=== Records to use ===

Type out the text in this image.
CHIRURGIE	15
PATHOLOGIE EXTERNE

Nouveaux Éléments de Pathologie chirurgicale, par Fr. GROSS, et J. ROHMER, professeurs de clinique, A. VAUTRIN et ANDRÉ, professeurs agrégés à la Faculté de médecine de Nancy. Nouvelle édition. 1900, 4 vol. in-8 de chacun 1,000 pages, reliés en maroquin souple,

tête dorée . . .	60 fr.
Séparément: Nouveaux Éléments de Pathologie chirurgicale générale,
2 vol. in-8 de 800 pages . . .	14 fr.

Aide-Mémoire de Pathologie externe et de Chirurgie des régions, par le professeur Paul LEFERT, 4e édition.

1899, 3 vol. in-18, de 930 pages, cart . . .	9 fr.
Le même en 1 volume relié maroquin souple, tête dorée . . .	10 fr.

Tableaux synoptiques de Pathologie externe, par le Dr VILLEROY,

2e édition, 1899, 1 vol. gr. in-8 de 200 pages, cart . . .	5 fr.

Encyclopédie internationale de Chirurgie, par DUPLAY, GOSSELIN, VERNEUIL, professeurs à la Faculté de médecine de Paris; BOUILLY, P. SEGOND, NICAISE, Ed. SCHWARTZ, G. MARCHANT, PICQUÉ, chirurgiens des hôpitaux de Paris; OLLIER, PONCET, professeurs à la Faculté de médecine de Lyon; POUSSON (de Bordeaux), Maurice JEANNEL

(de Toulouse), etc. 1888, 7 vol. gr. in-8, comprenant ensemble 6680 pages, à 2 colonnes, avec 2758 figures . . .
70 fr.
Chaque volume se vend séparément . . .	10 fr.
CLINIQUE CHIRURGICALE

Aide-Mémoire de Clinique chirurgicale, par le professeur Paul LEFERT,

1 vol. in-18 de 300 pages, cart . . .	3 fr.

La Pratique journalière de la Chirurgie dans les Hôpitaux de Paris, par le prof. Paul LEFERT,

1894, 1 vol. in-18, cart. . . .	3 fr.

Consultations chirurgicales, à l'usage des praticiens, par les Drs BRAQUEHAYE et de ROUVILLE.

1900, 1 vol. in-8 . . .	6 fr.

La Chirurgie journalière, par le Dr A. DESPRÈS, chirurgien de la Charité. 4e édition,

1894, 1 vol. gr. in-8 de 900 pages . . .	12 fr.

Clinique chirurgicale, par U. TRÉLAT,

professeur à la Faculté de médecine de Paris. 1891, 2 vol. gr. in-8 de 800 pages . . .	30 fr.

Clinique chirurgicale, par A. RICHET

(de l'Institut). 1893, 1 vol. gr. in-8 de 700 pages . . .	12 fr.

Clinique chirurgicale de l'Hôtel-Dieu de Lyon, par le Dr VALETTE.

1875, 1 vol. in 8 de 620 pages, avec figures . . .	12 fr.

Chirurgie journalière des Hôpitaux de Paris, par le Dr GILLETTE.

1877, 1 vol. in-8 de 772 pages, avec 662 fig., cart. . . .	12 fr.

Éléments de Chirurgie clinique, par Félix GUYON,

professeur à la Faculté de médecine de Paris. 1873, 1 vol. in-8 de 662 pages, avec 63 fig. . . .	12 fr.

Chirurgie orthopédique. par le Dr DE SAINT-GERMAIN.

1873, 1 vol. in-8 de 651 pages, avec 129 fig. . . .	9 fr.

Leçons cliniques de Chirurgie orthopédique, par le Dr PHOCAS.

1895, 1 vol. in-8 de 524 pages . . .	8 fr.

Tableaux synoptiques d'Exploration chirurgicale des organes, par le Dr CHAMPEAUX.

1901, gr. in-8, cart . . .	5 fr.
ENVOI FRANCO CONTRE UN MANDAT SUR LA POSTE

===
=== Records to use ===

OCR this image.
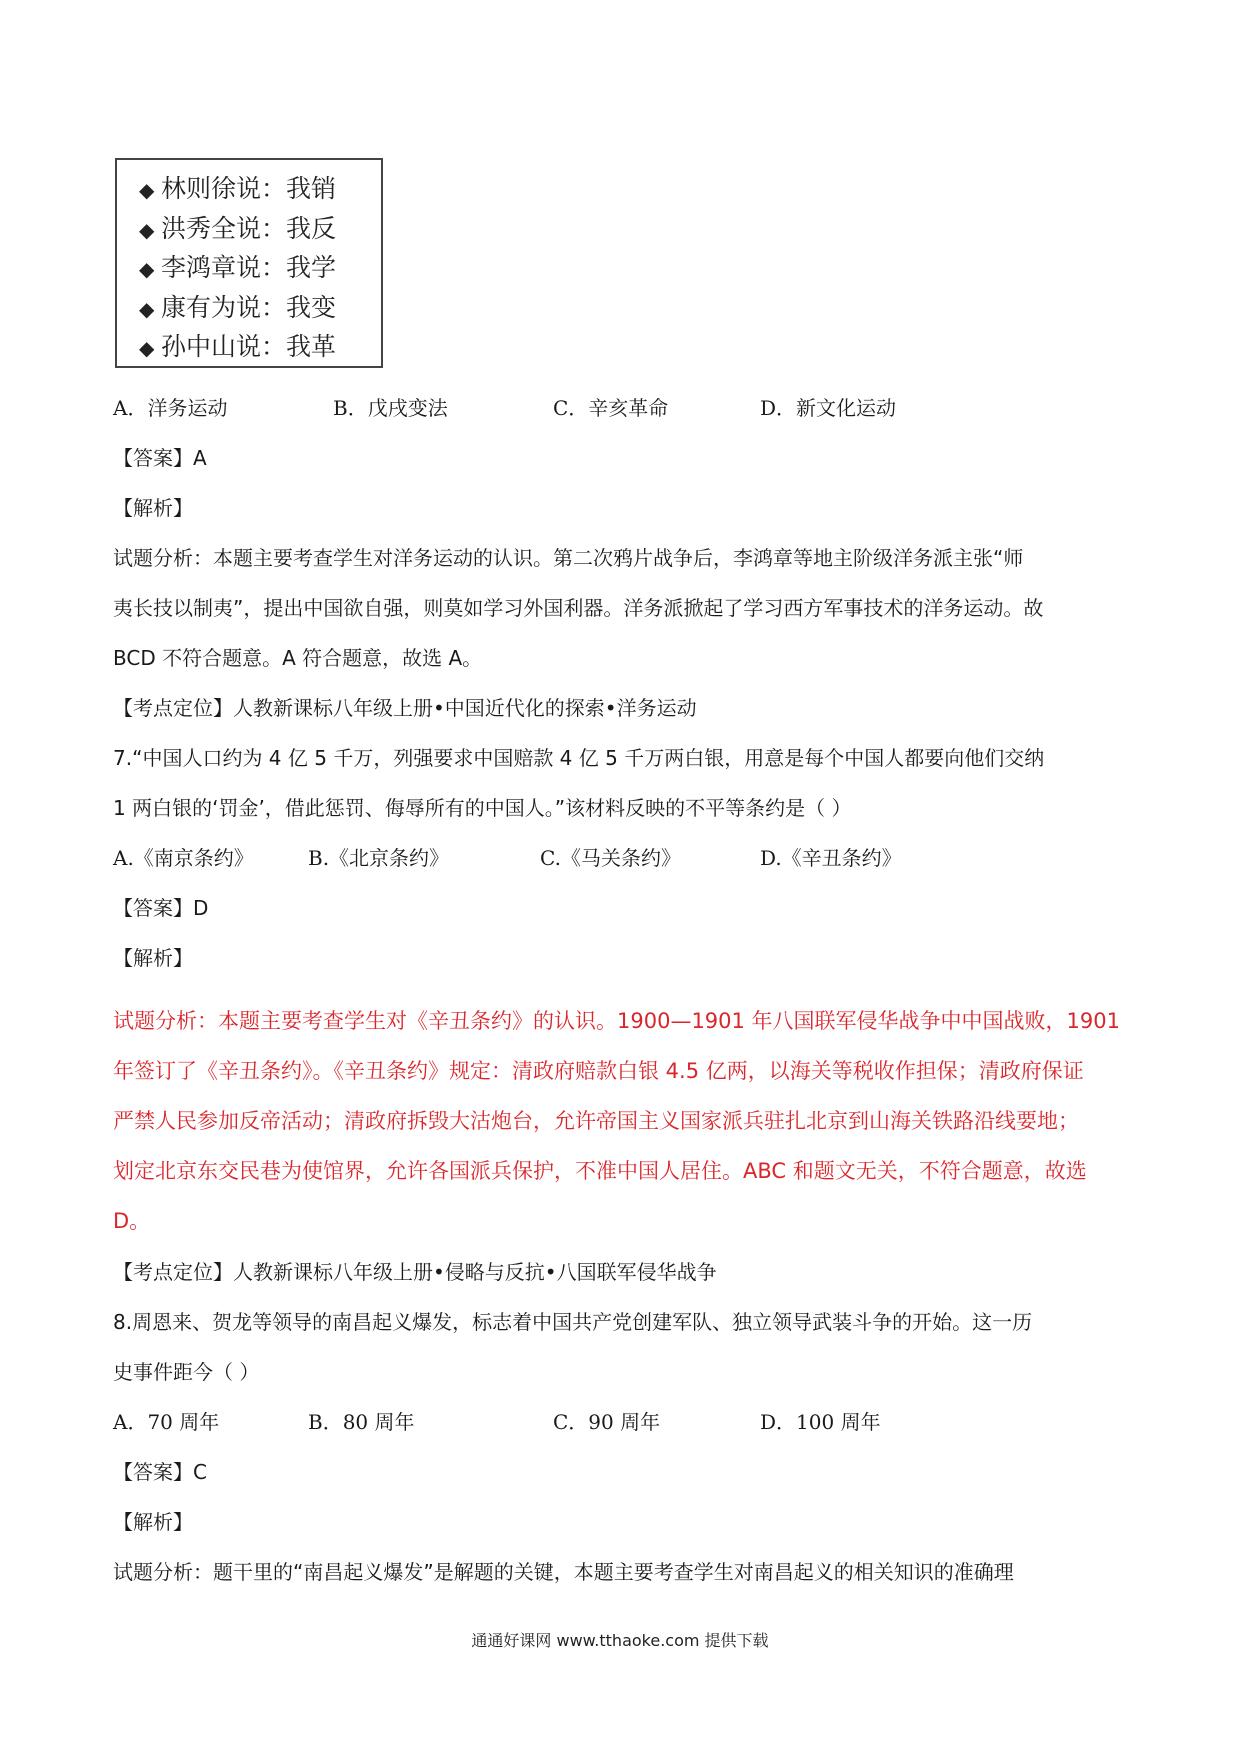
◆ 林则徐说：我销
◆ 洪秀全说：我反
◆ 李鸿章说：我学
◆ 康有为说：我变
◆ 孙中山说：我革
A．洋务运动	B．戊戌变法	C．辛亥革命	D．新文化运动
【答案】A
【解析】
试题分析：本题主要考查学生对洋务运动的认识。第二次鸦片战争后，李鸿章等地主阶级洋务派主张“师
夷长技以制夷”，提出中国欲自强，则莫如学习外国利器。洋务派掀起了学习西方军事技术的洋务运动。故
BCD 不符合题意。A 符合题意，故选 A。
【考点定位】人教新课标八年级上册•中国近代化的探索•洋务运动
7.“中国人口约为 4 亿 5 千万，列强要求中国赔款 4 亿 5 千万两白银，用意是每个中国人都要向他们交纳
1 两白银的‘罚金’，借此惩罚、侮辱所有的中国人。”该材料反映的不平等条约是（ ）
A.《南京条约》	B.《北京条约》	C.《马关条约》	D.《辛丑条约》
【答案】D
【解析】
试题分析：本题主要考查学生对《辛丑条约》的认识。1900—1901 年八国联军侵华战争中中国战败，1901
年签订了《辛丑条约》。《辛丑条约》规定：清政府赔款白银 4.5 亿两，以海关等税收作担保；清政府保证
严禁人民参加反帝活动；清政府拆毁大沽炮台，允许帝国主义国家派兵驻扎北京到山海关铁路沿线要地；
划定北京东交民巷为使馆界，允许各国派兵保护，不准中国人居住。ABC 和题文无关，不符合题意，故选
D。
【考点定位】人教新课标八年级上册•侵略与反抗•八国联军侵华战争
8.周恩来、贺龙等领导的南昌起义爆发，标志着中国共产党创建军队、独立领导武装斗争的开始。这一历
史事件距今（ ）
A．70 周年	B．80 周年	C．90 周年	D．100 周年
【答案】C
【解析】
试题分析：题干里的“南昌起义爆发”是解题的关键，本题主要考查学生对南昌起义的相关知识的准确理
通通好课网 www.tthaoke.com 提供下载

===
=== Records to use ===

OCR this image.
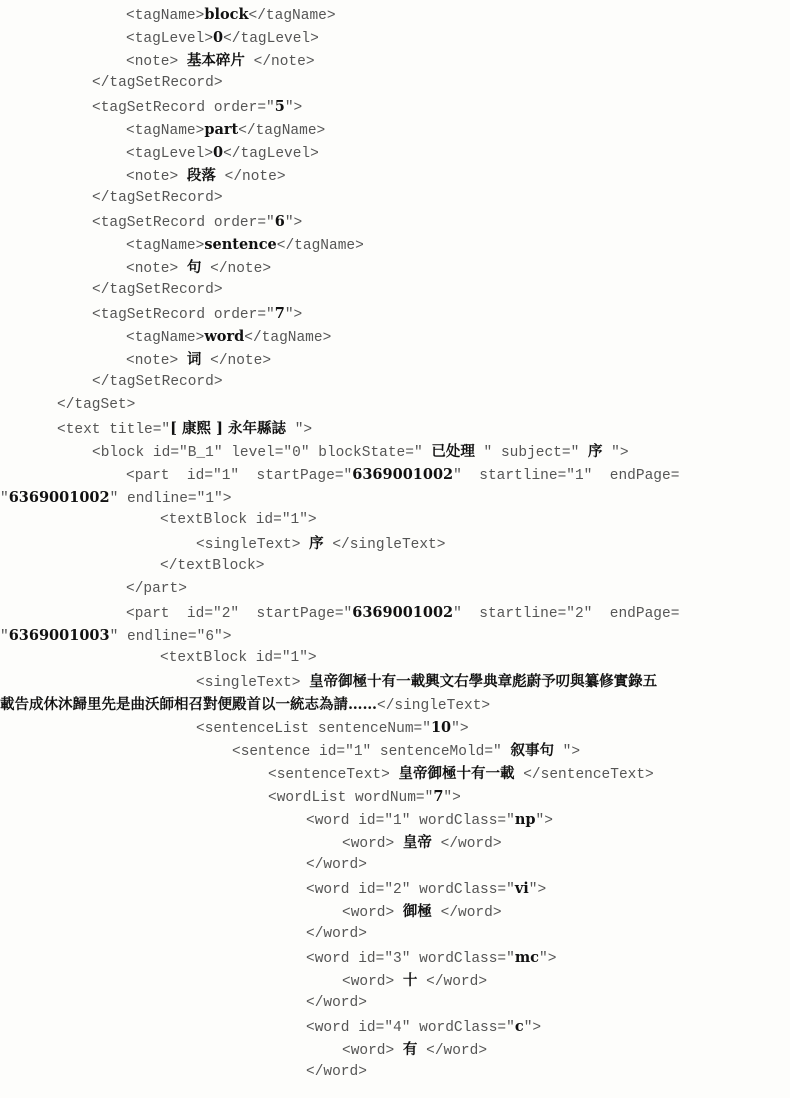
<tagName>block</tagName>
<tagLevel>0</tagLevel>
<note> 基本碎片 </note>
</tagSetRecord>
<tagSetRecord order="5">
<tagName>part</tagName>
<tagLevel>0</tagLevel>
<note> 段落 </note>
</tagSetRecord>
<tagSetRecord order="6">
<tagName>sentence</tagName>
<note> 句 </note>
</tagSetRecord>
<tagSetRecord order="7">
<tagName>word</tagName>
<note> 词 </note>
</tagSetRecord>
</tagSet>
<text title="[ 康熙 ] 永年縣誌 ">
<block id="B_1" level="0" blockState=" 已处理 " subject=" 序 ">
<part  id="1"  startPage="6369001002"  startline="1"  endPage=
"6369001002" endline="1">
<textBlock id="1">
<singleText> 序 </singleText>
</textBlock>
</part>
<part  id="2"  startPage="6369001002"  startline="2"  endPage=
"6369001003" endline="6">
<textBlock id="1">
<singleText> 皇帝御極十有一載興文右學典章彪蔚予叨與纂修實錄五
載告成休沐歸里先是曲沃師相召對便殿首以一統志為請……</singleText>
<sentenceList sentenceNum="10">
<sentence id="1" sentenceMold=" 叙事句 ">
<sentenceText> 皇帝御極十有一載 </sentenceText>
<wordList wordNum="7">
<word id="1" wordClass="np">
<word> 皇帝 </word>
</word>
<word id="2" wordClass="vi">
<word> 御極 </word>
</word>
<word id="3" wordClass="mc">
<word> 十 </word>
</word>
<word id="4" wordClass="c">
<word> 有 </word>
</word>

===

What you have to do =>
Look for the word "médecine" and return every line where it occurs.

Exercise response =>
Nouveaux Éléments de Pathologie chirurgicale, par Fr. GROSS, et J. ROHMER, professeurs de clinique, A. VAUTRIN et ANDRÉ, professeurs agrégés à la Faculté de médecine de Nancy. Nouvelle édition. 1900, 4 vol. in-8 de chacun 1,000 pages, reliés en maroquin souple,
Encyclopédie internationale de Chirurgie, par DUPLAY, GOSSELIN, VERNEUIL, professeurs à la Faculté de médecine de Paris; BOUILLY, P. SEGOND, NICAISE, Ed. SCHWARTZ, G. MARCHANT, PICQUÉ, chirurgiens des hôpitaux de Paris; OLLIER, PONCET, professeurs à la Faculté de médecine de Lyon; POUSSON (de Bordeaux), Maurice JEANNEL
professeur à la Faculté de médecine de Paris. 1891, 2 vol. gr. in-8 de 800 pages . . .	30 fr.
professeur à la Faculté de médecine de Paris. 1873, 1 vol. in-8 de 662 pages, avec 63 fig. . . .	12 fr.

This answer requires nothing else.